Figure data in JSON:
++++++
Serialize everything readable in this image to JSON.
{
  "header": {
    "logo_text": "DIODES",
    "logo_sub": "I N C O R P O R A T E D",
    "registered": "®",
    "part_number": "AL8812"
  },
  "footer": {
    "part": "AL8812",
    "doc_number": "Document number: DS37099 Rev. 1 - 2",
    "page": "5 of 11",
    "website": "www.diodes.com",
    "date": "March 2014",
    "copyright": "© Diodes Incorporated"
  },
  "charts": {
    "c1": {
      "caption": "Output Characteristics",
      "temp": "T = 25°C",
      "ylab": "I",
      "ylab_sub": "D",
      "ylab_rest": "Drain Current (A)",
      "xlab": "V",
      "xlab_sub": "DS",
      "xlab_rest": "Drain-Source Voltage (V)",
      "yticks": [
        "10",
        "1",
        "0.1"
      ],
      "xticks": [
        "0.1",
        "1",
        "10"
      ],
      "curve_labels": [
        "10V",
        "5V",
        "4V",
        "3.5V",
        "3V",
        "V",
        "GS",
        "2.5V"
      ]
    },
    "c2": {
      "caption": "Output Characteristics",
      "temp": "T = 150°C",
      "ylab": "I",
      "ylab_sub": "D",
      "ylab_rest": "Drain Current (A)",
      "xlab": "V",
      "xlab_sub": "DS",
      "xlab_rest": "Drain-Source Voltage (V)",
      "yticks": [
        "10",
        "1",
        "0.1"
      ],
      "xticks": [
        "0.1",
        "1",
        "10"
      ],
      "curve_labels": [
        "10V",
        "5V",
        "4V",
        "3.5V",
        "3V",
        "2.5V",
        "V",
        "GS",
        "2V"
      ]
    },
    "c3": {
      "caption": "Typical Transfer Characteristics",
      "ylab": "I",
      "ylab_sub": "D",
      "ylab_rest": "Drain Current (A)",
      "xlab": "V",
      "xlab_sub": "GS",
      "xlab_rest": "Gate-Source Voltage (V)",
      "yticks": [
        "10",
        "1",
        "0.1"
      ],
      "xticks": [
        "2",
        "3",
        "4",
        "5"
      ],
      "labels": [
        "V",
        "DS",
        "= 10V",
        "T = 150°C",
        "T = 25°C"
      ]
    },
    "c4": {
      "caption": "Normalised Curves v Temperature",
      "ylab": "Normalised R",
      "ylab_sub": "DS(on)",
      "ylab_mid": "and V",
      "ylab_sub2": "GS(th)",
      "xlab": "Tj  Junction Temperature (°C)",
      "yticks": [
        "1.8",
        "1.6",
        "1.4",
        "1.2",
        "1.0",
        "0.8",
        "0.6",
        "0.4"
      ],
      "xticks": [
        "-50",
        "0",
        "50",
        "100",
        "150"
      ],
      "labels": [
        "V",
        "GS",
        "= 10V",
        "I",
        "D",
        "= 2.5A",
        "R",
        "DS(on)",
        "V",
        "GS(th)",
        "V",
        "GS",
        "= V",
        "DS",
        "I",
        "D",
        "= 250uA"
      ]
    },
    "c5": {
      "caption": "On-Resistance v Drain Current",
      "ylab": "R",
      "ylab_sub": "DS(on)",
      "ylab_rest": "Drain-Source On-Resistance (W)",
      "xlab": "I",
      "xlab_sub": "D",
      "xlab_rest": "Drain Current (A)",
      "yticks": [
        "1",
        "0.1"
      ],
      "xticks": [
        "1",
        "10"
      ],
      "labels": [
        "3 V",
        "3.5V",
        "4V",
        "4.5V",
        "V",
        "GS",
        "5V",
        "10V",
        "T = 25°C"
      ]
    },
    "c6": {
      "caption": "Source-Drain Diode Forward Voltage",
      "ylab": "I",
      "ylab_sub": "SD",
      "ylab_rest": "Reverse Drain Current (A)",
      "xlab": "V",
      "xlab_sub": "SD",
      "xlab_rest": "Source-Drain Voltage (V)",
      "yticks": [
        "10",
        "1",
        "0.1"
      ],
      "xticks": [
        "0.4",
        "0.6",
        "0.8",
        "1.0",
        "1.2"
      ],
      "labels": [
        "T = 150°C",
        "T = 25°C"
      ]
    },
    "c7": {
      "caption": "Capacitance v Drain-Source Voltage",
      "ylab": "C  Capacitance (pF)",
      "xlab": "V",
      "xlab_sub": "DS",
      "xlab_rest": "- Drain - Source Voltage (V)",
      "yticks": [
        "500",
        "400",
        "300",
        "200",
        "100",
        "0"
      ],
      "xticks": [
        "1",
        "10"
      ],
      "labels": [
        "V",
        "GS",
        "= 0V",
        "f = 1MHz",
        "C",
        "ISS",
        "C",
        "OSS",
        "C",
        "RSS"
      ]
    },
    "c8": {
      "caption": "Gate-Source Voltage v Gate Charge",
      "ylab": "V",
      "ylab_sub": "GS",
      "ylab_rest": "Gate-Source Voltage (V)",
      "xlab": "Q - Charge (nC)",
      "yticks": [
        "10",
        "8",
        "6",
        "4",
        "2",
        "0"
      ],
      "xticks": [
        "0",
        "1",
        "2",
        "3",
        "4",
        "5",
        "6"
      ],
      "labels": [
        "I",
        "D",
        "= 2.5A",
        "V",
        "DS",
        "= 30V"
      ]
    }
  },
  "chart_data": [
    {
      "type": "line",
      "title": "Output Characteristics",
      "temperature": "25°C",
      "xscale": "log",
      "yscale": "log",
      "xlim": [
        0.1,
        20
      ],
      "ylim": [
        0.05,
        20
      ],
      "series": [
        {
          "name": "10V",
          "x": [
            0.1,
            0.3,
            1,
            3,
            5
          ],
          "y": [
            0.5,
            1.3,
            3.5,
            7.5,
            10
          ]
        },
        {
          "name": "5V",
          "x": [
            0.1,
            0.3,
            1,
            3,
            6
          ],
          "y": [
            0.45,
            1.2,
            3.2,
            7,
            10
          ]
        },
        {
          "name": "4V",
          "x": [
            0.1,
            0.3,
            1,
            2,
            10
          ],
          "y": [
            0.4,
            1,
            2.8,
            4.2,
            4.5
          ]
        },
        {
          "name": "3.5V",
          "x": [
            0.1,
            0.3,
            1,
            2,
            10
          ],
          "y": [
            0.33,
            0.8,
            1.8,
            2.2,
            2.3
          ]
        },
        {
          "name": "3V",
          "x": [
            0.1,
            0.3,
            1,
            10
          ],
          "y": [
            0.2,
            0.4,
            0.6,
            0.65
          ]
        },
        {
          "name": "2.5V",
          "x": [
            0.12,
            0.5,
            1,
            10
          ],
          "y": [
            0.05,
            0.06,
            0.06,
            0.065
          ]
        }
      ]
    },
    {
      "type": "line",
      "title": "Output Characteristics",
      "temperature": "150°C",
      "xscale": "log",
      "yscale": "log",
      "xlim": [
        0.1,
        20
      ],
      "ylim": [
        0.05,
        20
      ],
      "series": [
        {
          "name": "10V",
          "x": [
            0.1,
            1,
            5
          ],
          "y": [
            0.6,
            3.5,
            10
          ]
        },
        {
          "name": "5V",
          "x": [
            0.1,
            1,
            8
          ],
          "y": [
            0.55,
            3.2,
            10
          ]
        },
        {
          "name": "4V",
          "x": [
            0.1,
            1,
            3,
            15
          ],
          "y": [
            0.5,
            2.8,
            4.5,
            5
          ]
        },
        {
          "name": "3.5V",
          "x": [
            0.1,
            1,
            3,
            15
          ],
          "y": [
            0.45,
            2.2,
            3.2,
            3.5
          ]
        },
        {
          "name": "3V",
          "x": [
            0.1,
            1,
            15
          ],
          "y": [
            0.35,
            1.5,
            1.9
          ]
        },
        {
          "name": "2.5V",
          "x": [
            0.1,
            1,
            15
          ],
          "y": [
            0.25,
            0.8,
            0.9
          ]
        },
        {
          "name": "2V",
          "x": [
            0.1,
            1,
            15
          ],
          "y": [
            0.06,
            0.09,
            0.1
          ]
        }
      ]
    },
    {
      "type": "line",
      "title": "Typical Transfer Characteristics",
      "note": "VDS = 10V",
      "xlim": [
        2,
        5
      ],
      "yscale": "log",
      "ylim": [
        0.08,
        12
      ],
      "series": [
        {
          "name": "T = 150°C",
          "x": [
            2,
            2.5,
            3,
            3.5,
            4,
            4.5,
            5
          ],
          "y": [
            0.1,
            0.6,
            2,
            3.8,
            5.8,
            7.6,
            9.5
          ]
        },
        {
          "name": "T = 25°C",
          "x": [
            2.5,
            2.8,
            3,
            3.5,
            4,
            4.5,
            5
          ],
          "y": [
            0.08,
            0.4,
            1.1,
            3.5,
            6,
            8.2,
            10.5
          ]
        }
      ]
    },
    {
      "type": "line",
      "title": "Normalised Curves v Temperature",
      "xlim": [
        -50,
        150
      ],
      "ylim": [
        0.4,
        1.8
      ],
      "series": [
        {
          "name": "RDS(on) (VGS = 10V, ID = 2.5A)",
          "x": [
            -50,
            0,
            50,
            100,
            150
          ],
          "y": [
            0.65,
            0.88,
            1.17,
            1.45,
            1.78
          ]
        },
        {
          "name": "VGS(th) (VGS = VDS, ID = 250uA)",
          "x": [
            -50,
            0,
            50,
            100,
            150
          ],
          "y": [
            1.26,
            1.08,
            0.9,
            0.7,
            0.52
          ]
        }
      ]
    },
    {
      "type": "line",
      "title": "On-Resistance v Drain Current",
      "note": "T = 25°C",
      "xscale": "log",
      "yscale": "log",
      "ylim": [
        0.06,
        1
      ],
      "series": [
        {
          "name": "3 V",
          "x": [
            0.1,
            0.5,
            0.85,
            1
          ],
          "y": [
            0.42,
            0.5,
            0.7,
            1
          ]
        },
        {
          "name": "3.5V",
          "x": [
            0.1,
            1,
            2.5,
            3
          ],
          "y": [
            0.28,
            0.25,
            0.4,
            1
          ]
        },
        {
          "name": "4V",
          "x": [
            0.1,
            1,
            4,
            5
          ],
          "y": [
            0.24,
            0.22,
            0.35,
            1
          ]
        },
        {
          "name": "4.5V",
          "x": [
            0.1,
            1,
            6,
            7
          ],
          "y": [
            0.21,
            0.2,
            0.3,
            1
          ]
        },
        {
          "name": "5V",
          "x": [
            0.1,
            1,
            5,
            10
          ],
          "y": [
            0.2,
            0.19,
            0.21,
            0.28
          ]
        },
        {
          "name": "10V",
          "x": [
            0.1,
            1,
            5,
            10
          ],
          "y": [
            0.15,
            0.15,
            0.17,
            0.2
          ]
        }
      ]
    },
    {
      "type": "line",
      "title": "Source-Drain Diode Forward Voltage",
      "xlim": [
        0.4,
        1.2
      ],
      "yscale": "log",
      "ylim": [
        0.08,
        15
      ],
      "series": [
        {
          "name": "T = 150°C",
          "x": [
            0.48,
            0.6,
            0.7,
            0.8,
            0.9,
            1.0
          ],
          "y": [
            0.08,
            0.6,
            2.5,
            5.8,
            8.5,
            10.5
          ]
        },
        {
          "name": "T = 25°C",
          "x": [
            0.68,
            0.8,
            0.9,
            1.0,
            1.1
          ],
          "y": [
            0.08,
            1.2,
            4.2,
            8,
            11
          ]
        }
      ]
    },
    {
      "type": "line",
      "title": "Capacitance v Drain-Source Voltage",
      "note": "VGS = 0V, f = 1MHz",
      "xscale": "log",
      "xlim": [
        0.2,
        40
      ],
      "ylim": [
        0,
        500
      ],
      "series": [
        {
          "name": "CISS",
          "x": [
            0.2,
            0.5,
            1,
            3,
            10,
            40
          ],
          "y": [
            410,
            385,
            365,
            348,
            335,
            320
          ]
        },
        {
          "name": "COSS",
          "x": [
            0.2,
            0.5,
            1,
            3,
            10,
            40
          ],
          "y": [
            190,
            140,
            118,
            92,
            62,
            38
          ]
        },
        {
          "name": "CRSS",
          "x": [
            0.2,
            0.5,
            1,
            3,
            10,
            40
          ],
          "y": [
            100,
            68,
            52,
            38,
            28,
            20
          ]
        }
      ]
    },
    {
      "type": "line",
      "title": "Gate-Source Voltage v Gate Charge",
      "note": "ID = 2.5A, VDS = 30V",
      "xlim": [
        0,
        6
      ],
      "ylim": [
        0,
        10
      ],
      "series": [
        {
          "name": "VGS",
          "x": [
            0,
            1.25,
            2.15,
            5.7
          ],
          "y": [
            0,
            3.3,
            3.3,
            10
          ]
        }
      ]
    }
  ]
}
++++++
PROBLEM DETAILS. All lines of the data above that include the word "title" must be shown.

SOLVED EXERCISE.
      "title": "Output Characteristics",
      "title": "Output Characteristics",
      "title": "Typical Transfer Characteristics",
      "title": "Normalised Curves v Temperature",
      "title": "On-Resistance v Drain Current",
      "title": "Source-Drain Diode Forward Voltage",
      "title": "Capacitance v Drain-Source Voltage",
      "title": "Gate-Source Voltage v Gate Charge",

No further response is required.